--- start Source data ---

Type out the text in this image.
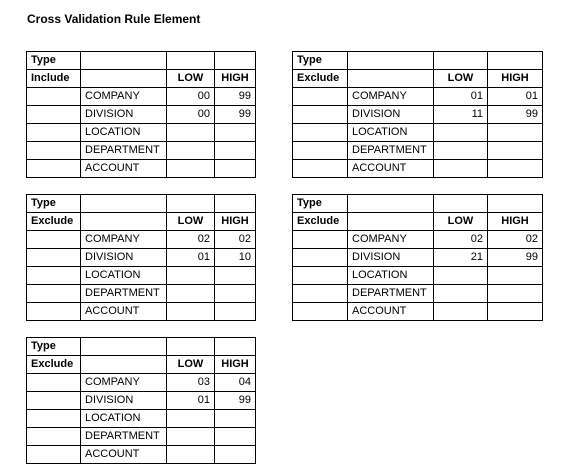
Cross Validation Rule Element
Type			
Include		LOW	HIGH
	COMPANY	00	99
	DIVISION	00	99
	LOCATION		
	DEPARTMENT		
	ACCOUNT		
Type			
Exclude		LOW	HIGH
	COMPANY	01	01
	DIVISION	11	99
	LOCATION		
	DEPARTMENT		
	ACCOUNT		
Type			
Exclude		LOW	HIGH
	COMPANY	02	02
	DIVISION	01	10
	LOCATION		
	DEPARTMENT		
	ACCOUNT		
Type			
Exclude		LOW	HIGH
	COMPANY	02	02
	DIVISION	21	99
	LOCATION		
	DEPARTMENT		
	ACCOUNT		
Type			
Exclude		LOW	HIGH
	COMPANY	03	04
	DIVISION	01	99
	LOCATION		
	DEPARTMENT		
	ACCOUNT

--- end Source data ---

> _Given exercise_: Pictures are to be left out; repeat all the remaining data exactly.

> _Written response_:
Type out the text in this image.
Cross Validation Rule Element
Type			
Include		LOW	HIGH
	COMPANY	00	99
	DIVISION	00	99
	LOCATION		
	DEPARTMENT		
	ACCOUNT		
Type			
Exclude		LOW	HIGH
	COMPANY	01	01
	DIVISION	11	99
	LOCATION		
	DEPARTMENT		
	ACCOUNT		
Type			
Exclude		LOW	HIGH
	COMPANY	02	02
	DIVISION	01	10
	LOCATION		
	DEPARTMENT		
	ACCOUNT		
Type			
Exclude		LOW	HIGH
	COMPANY	02	02
	DIVISION	21	99
	LOCATION		
	DEPARTMENT		
	ACCOUNT		
Type			
Exclude		LOW	HIGH
	COMPANY	03	04
	DIVISION	01	99
	LOCATION		
	DEPARTMENT		
	ACCOUNT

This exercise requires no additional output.